What is being asked.
All lines below must be repeated exactly, with the pictures omitted.

--- start Record set ---

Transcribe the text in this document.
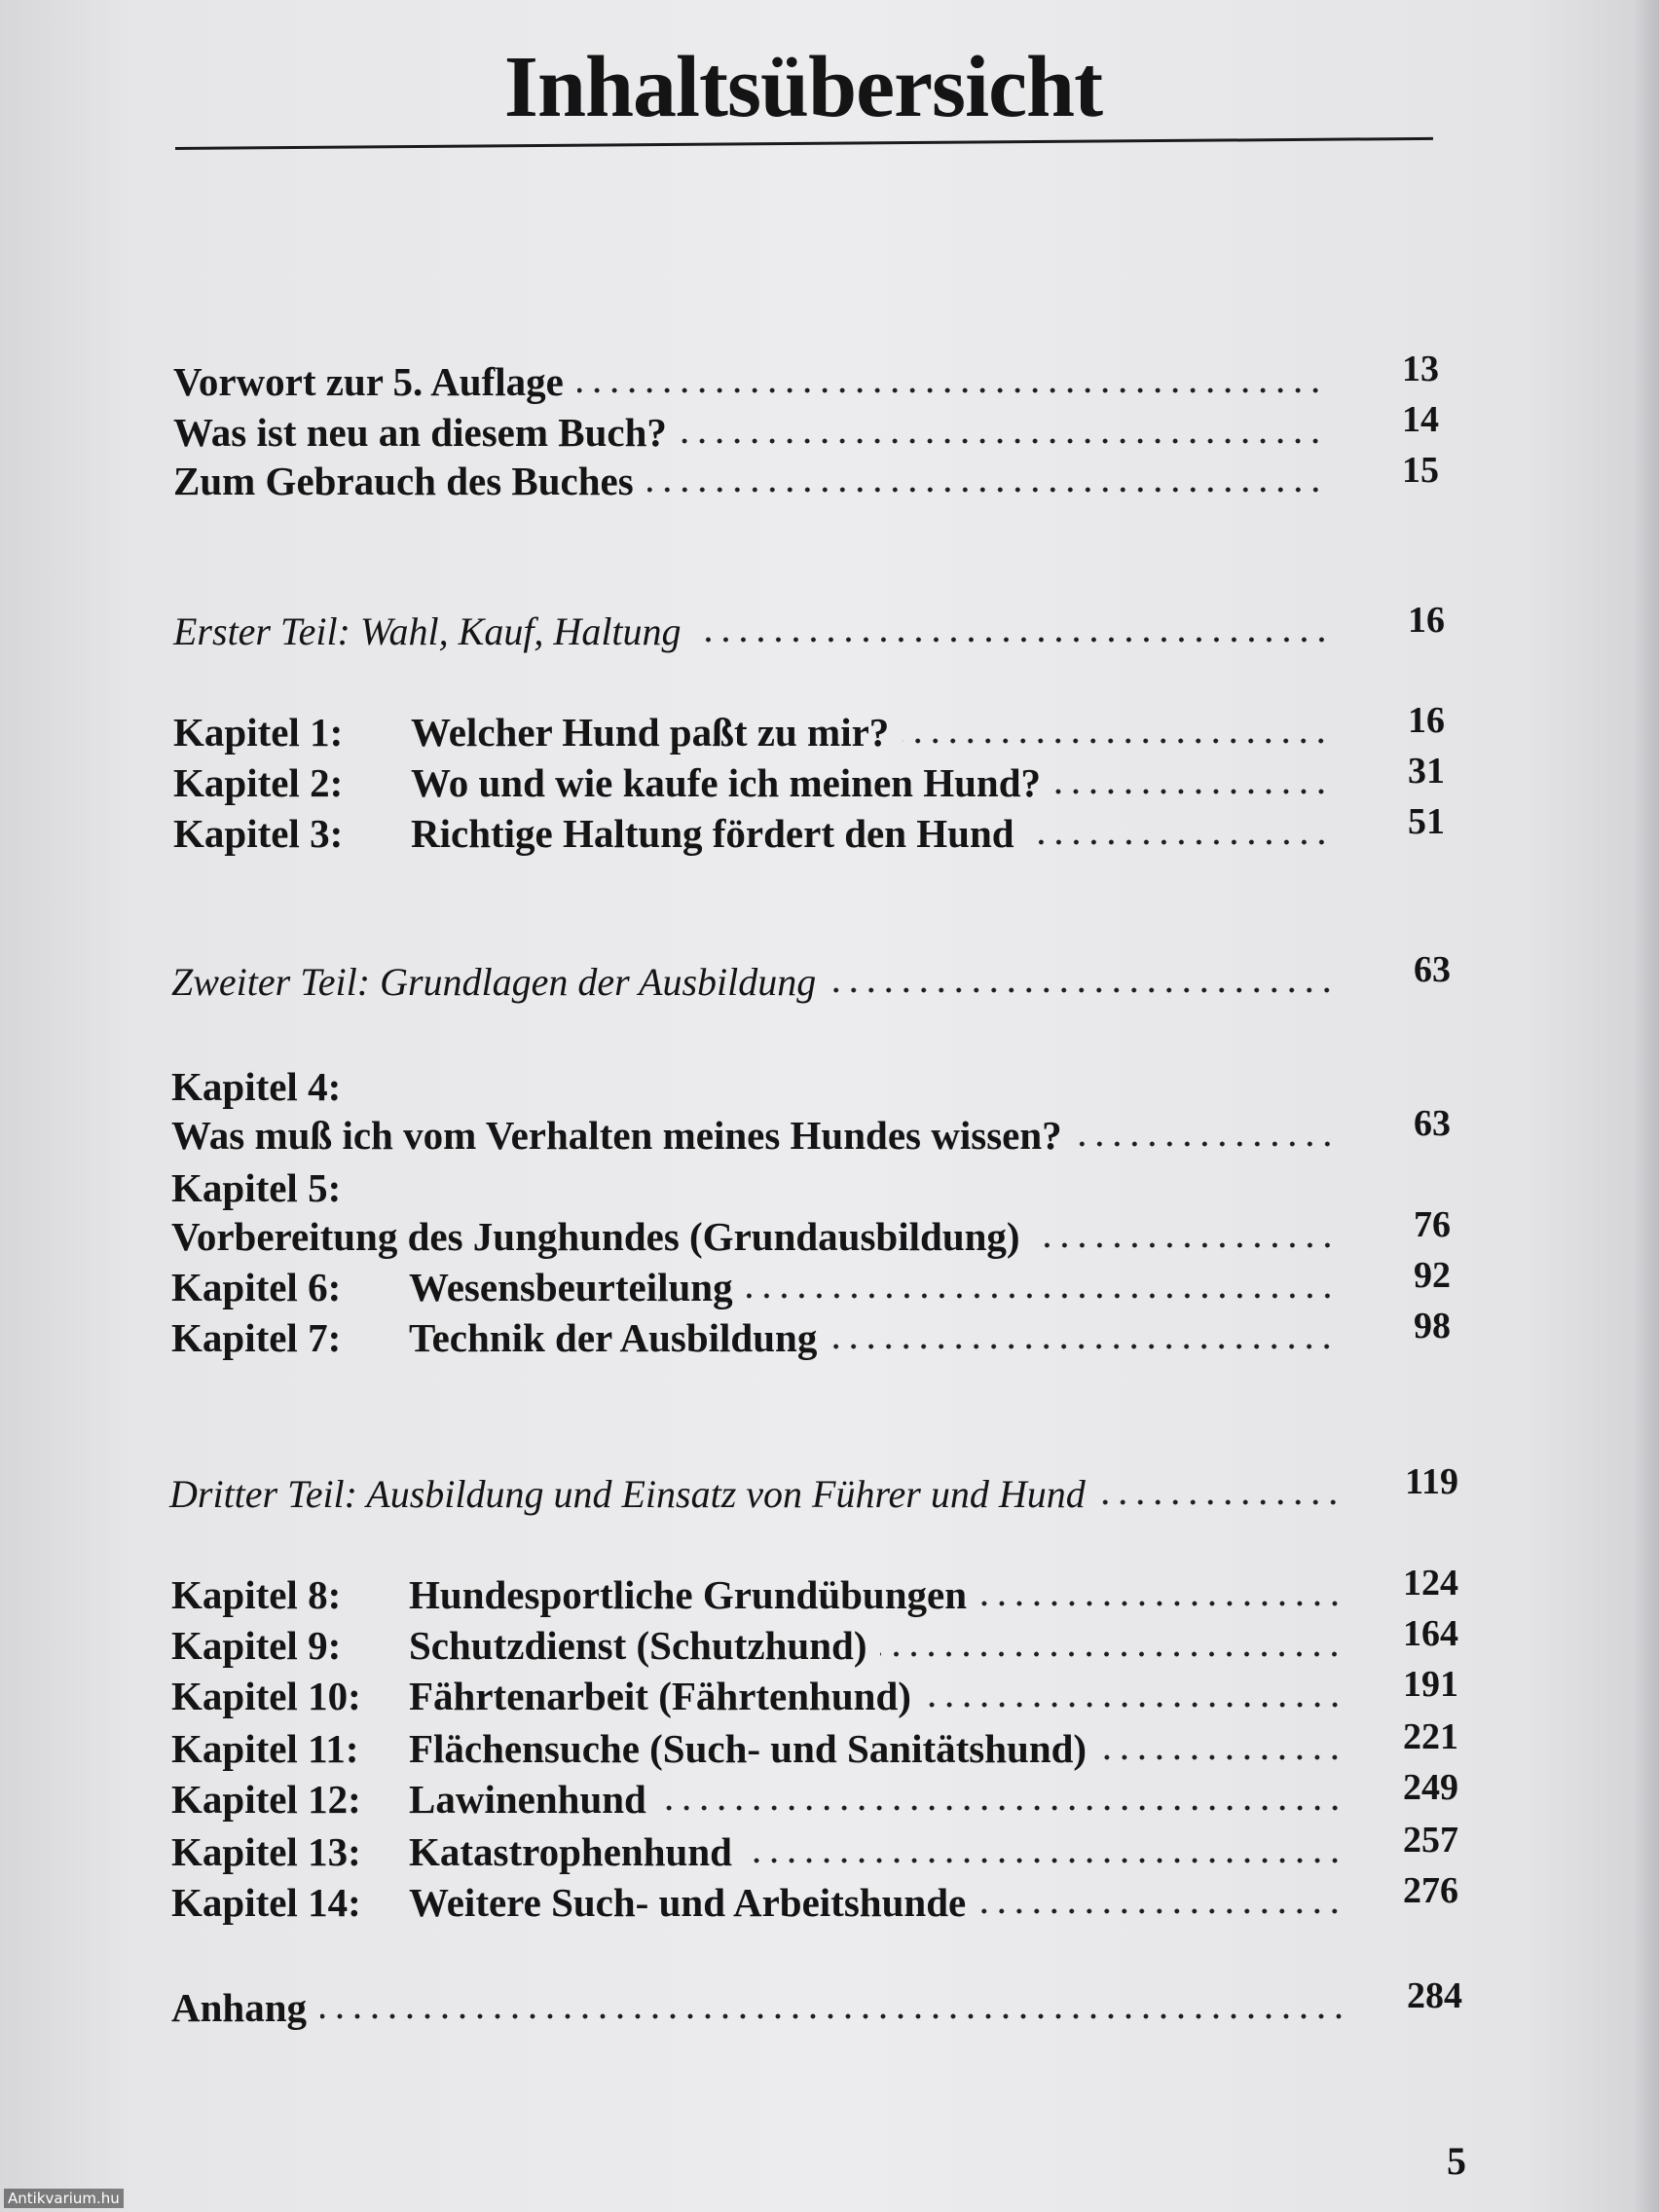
Inhaltsübersicht
Vorwort zur 5. Auflage	13
Was ist neu an diesem Buch?	14
Zum Gebrauch des Buches	15
Erster Teil: Wahl, Kauf, Haltung	16
Kapitel 1:	Welcher Hund paßt zu mir?	16
Kapitel 2:	Wo und wie kaufe ich meinen Hund?	31
Kapitel 3:	Richtige Haltung fördert den Hund	51
Zweiter Teil: Grundlagen der Ausbildung	63
Kapitel 4:
Was muß ich vom Verhalten meines Hundes wissen?	63
Kapitel 5:
Vorbereitung des Junghundes (Grundausbildung)	76
Kapitel 6:	Wesensbeurteilung	92
Kapitel 7:	Technik der Ausbildung	98
Dritter Teil: Ausbildung und Einsatz von Führer und Hund	119
Kapitel 8:	Hundesportliche Grundübungen	124
Kapitel 9:	Schutzdienst (Schutzhund)	164
Kapitel 10:	Fährtenarbeit (Fährtenhund)	191
Kapitel 11:	Flächensuche (Such- und Sanitätshund)	221
Kapitel 12:	Lawinenhund	249
Kapitel 13:	Katastrophenhund	257
Kapitel 14:	Weitere Such- und Arbeitshunde	276
Anhang	284
5
Antikvarium.hu
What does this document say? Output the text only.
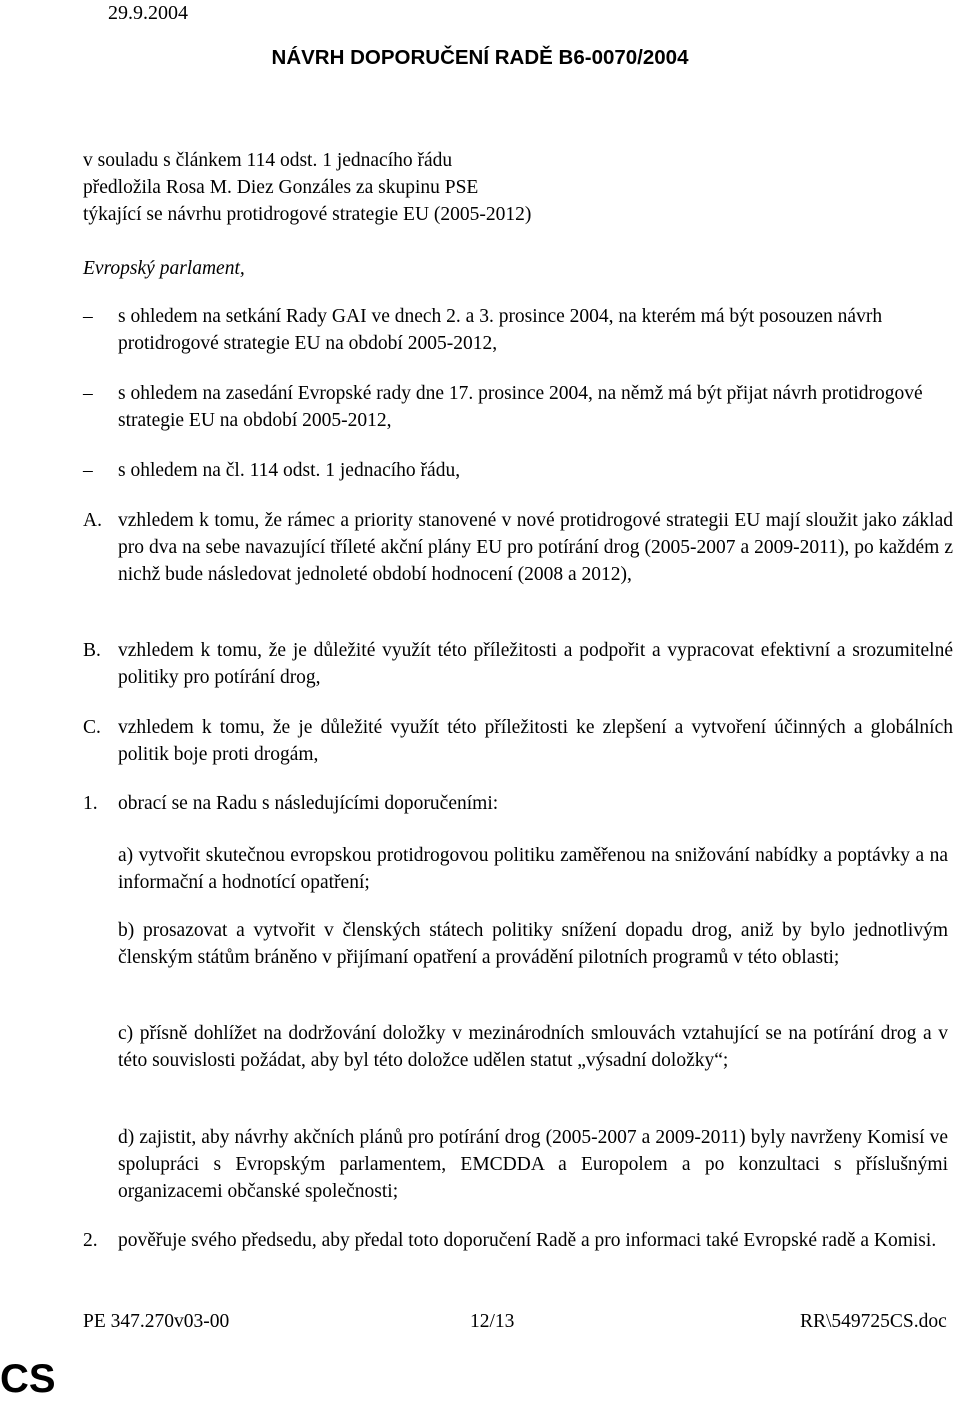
29.9.2004
NÁVRH DOPORUČENÍ RADĚ B6-0070/2004
v souladu s článkem 114 odst. 1 jednacího řádu
předložila Rosa M. Diez Gonzáles za skupinu PSE
týkající se návrhu protidrogové strategie EU (2005-2012)
Evropský parlament,
–	s ohledem na setkání Rady GAI ve dnech 2. a 3. prosince 2004, na kterém má být posouzen návrh protidrogové strategie EU na období 2005-2012,
–	s ohledem na zasedání Evropské rady dne 17. prosince 2004, na němž má být přijat návrh protidrogové strategie EU na období 2005-2012,
–	s ohledem na čl. 114 odst. 1 jednacího řádu,
A. vzhledem k tomu, že rámec a priority stanovené v nové protidrogové strategii EU mají sloužit jako základ pro dva na sebe navazující tříleté akční plány EU pro potírání drog (2005-2007 a 2009-2011), po každém z nichž bude následovat jednoleté období hodnocení (2008 a 2012),
B. vzhledem k tomu, že je důležité využít této příležitosti a podpořit a vypracovat efektivní a srozumitelné politiky pro potírání drog,
C. vzhledem k tomu, že je důležité využít této příležitosti ke zlepšení a vytvoření účinných a globálních politik boje proti drogám,
1. obrací se na Radu s následujícími doporučeními:
a) vytvořit skutečnou evropskou protidrogovou politiku zaměřenou na snižování nabídky a poptávky a na informační a hodnotící opatření;
b) prosazovat a vytvořit v členských státech politiky snížení dopadu drog, aniž by bylo jednotlivým členským státům bráněno v přijímaní opatření a provádění pilotních programů v této oblasti;
c) přísně dohlížet na dodržování doložky v mezinárodních smlouvách vztahující se na potírání drog a v této souvislosti požádat, aby byl této doložce udělen statut „výsadní doložky“;
d) zajistit, aby návrhy akčních plánů pro potírání drog (2005-2007 a 2009-2011) byly navrženy Komisí ve spolupráci s Evropským parlamentem, EMCDDA a Europolem a po konzultaci s příslušnými organizacemi občanské společnosti;
2. pověřuje svého předsedu, aby předal toto doporučení Radě a pro informaci také Evropské radě a Komisi.
PE 347.270v03-00	12/13	RR\549725CS.doc
CS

--- end Record set ---

Final answer.
Transcribe the text in this document.
Inhaltsübersicht
Vorwort zur 5. Auflage	13
Was ist neu an diesem Buch?	14
Zum Gebrauch des Buches	15
Erster Teil: Wahl, Kauf, Haltung	16
Kapitel 1:	Welcher Hund paßt zu mir?	16
Kapitel 2:	Wo und wie kaufe ich meinen Hund?	31
Kapitel 3:	Richtige Haltung fördert den Hund	51
Zweiter Teil: Grundlagen der Ausbildung	63
Kapitel 4:
Was muß ich vom Verhalten meines Hundes wissen?	63
Kapitel 5:
Vorbereitung des Junghundes (Grundausbildung)	76
Kapitel 6:	Wesensbeurteilung	92
Kapitel 7:	Technik der Ausbildung	98
Dritter Teil: Ausbildung und Einsatz von Führer und Hund	119
Kapitel 8:	Hundesportliche Grundübungen	124
Kapitel 9:	Schutzdienst (Schutzhund)	164
Kapitel 10:	Fährtenarbeit (Fährtenhund)	191
Kapitel 11:	Flächensuche (Such- und Sanitätshund)	221
Kapitel 12:	Lawinenhund	249
Kapitel 13:	Katastrophenhund	257
Kapitel 14:	Weitere Such- und Arbeitshunde	276
Anhang	284
5
Antikvarium.hu
What does this document say? Output the text only.
29.9.2004
NÁVRH DOPORUČENÍ RADĚ B6-0070/2004
v souladu s článkem 114 odst. 1 jednacího řádu
předložila Rosa M. Diez Gonzáles za skupinu PSE
týkající se návrhu protidrogové strategie EU (2005-2012)
Evropský parlament,
–	s ohledem na setkání Rady GAI ve dnech 2. a 3. prosince 2004, na kterém má být posouzen návrh protidrogové strategie EU na období 2005-2012,
–	s ohledem na zasedání Evropské rady dne 17. prosince 2004, na němž má být přijat návrh protidrogové strategie EU na období 2005-2012,
–	s ohledem na čl. 114 odst. 1 jednacího řádu,
A. vzhledem k tomu, že rámec a priority stanovené v nové protidrogové strategii EU mají sloužit jako základ pro dva na sebe navazující tříleté akční plány EU pro potírání drog (2005-2007 a 2009-2011), po každém z nichž bude následovat jednoleté období hodnocení (2008 a 2012),
B. vzhledem k tomu, že je důležité využít této příležitosti a podpořit a vypracovat efektivní a srozumitelné politiky pro potírání drog,
C. vzhledem k tomu, že je důležité využít této příležitosti ke zlepšení a vytvoření účinných a globálních politik boje proti drogám,
1. obrací se na Radu s následujícími doporučeními:
a) vytvořit skutečnou evropskou protidrogovou politiku zaměřenou na snižování nabídky a poptávky a na informační a hodnotící opatření;
b) prosazovat a vytvořit v členských státech politiky snížení dopadu drog, aniž by bylo jednotlivým členským státům bráněno v přijímaní opatření a provádění pilotních programů v této oblasti;
c) přísně dohlížet na dodržování doložky v mezinárodních smlouvách vztahující se na potírání drog a v této souvislosti požádat, aby byl této doložce udělen statut „výsadní doložky“;
d) zajistit, aby návrhy akčních plánů pro potírání drog (2005-2007 a 2009-2011) byly navrženy Komisí ve spolupráci s Evropským parlamentem, EMCDDA a Europolem a po konzultaci s příslušnými organizacemi občanské společnosti;
2. pověřuje svého předsedu, aby předal toto doporučení Radě a pro informaci také Evropské radě a Komisi.
PE 347.270v03-00	12/13	RR\549725CS.doc
CS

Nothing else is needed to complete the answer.